• **TASK STATEMENT**:
Your task is to locate every line holding the string "DCIM" and to copy each of them.

• **Extracted data entries**:
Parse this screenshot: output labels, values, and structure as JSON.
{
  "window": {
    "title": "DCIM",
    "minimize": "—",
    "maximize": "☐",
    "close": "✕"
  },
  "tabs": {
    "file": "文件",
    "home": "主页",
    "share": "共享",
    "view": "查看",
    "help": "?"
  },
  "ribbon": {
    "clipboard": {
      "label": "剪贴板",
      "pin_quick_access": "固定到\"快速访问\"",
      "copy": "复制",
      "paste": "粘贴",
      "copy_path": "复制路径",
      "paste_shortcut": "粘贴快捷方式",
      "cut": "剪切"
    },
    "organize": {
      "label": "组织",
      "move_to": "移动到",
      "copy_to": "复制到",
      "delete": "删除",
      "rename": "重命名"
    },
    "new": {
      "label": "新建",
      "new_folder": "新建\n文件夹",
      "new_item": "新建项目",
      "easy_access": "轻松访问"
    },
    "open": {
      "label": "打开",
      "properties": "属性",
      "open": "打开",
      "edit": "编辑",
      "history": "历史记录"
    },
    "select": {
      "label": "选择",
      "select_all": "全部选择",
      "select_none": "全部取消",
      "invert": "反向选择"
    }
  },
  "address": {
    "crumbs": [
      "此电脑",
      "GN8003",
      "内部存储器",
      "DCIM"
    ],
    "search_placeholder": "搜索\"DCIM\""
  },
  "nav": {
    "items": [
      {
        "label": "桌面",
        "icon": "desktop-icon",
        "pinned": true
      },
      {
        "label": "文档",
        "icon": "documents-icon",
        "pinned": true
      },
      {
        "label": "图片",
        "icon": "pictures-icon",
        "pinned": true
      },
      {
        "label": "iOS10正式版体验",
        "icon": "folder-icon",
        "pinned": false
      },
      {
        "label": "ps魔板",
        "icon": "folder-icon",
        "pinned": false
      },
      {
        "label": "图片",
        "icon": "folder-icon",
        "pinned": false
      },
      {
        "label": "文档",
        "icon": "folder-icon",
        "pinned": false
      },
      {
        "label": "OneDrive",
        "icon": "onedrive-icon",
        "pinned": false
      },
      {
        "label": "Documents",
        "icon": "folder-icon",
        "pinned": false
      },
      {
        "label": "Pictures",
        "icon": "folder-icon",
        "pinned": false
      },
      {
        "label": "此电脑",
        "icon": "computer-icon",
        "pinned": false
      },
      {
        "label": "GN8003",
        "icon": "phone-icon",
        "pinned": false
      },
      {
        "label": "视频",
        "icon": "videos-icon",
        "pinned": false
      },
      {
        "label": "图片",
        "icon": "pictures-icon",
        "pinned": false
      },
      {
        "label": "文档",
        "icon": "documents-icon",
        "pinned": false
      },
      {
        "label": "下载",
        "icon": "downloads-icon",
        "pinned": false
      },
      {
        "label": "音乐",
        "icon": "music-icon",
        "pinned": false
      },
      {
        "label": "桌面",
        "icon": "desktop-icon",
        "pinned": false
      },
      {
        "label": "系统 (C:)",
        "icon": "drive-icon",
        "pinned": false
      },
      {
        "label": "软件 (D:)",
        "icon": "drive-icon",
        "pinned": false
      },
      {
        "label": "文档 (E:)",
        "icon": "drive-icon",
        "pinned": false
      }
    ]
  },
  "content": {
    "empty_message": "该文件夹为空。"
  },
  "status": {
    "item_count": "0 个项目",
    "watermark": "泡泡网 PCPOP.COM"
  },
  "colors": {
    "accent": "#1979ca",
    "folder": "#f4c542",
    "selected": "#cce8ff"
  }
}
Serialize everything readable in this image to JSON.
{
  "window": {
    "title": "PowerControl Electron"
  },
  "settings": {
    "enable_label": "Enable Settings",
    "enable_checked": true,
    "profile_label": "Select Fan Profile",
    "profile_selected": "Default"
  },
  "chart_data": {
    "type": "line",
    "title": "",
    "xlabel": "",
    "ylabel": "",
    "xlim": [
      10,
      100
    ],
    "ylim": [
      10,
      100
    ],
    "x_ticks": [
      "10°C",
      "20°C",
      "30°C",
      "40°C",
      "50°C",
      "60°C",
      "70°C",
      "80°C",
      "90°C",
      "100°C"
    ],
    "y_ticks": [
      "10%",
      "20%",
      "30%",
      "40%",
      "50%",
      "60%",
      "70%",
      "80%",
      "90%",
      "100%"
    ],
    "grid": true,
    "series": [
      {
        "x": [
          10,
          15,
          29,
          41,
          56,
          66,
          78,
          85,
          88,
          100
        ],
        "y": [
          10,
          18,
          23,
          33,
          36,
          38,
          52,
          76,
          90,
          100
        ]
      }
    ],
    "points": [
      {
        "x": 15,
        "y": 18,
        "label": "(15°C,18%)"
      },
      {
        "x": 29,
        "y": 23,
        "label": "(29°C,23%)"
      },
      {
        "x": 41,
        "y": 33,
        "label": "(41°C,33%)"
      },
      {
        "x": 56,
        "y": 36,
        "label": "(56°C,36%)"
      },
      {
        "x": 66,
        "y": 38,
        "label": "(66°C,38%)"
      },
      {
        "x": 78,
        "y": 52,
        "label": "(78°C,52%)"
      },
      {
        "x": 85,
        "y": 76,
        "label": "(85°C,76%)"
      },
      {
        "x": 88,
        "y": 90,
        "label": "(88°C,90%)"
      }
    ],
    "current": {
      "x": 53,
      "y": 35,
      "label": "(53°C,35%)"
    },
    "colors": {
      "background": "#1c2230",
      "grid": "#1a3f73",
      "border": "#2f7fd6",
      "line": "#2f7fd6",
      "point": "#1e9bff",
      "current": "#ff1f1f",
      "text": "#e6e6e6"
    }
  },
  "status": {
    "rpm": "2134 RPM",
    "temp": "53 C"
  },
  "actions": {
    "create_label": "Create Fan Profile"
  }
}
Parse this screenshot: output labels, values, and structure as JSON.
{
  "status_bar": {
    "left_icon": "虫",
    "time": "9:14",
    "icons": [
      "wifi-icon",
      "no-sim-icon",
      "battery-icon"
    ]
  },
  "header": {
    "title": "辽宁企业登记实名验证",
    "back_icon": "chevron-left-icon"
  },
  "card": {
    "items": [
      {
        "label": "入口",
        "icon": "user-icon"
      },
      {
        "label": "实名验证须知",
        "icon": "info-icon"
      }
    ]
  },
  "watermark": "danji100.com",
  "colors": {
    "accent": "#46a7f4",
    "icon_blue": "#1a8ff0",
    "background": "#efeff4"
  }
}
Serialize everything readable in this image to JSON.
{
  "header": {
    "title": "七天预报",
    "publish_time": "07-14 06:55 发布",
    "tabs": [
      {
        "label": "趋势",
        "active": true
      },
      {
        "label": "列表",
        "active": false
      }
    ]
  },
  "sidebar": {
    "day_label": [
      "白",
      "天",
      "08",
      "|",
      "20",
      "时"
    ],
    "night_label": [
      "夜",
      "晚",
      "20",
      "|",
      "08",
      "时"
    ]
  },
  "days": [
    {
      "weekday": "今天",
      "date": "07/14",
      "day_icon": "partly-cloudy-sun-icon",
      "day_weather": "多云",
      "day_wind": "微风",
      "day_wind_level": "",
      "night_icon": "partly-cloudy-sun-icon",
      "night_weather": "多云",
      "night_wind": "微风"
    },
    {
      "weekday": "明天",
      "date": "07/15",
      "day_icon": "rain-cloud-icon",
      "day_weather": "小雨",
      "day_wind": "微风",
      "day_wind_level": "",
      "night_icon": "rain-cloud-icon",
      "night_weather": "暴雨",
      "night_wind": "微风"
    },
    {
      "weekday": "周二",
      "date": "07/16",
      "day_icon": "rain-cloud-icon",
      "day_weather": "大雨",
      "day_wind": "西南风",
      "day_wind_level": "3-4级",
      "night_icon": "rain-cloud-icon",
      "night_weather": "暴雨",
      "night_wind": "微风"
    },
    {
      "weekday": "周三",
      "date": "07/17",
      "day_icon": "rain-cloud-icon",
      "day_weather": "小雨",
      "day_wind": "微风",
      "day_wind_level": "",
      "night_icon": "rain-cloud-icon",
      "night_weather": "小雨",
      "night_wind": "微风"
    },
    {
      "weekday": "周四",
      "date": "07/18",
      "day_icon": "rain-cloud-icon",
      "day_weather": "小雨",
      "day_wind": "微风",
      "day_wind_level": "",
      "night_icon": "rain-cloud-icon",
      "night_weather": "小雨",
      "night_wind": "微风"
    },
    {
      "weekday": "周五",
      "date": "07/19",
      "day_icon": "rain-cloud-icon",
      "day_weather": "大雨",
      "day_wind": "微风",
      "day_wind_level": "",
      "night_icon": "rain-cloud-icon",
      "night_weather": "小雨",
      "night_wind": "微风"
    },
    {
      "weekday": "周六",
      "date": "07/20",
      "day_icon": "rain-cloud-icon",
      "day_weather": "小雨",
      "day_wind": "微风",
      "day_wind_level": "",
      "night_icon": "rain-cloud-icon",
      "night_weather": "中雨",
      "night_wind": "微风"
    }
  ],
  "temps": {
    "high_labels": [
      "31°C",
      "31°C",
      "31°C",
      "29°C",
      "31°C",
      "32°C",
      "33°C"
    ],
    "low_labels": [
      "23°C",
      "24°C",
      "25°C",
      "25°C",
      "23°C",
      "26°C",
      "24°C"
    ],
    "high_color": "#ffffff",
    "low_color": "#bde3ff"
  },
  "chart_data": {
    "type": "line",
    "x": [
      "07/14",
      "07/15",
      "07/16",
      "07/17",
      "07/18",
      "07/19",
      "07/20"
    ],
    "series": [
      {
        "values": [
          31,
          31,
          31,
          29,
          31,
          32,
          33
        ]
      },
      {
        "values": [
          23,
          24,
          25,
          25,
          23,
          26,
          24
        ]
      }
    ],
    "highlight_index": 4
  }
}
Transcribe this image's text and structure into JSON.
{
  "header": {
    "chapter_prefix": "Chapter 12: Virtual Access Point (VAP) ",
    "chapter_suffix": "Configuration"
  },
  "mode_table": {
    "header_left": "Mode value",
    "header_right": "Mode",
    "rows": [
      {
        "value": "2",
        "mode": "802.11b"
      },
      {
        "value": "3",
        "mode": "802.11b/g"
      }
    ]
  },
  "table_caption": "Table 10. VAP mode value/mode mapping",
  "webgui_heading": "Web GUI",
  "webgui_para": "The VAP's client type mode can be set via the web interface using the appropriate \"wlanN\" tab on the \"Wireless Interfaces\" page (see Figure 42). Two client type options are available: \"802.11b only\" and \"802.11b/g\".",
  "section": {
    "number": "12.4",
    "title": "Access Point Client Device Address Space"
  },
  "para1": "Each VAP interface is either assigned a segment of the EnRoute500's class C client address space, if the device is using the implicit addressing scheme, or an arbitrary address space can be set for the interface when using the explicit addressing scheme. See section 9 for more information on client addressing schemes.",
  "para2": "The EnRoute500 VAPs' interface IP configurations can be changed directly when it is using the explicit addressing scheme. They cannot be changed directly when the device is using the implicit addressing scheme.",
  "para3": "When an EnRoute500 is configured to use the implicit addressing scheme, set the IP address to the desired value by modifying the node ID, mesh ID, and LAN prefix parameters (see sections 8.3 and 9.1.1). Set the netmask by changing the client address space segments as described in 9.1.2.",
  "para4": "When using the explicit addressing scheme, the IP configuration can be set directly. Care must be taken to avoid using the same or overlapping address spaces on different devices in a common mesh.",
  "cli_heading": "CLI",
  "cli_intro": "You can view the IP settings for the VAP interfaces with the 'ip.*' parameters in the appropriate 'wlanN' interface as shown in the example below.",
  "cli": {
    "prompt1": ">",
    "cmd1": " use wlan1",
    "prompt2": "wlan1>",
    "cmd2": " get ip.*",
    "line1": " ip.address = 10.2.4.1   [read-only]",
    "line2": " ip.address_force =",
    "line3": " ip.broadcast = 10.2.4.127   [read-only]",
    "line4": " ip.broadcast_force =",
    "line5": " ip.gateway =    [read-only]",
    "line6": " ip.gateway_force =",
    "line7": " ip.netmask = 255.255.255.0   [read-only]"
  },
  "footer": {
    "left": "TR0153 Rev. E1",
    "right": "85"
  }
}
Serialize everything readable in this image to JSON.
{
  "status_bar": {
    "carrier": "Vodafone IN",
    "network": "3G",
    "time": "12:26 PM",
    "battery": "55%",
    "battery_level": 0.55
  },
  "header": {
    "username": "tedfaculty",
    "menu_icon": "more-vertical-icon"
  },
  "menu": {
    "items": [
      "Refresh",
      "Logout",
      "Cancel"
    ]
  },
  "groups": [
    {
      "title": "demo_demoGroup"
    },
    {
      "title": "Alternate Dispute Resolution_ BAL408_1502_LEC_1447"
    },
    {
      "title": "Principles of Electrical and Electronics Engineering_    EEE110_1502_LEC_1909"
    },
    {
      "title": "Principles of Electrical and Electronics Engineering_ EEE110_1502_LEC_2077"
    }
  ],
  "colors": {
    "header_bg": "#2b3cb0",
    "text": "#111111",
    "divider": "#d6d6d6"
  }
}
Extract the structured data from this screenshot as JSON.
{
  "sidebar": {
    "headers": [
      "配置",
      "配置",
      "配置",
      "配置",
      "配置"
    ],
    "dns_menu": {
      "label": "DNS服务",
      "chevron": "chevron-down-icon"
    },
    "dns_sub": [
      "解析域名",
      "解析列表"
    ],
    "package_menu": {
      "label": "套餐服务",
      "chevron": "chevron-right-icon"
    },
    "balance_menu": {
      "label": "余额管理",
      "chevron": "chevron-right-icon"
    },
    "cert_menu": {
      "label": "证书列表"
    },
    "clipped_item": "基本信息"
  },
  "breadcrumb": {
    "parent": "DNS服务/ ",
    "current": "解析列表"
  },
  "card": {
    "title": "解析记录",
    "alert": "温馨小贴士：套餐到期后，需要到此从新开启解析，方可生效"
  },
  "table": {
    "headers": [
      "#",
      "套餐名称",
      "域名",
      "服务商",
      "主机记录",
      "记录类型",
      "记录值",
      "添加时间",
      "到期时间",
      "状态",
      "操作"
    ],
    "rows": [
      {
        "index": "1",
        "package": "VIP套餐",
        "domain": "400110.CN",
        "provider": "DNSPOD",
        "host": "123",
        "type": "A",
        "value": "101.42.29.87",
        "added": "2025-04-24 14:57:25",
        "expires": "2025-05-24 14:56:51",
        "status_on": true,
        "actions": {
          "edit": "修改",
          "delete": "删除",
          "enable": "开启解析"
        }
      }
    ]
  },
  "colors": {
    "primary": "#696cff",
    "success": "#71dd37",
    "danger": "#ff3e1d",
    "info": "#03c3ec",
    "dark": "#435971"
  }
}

• **REPLY TO THE EXERCISE**:
    "title": "DCIM",
      "DCIM"
    "search_placeholder": "搜索\"DCIM\""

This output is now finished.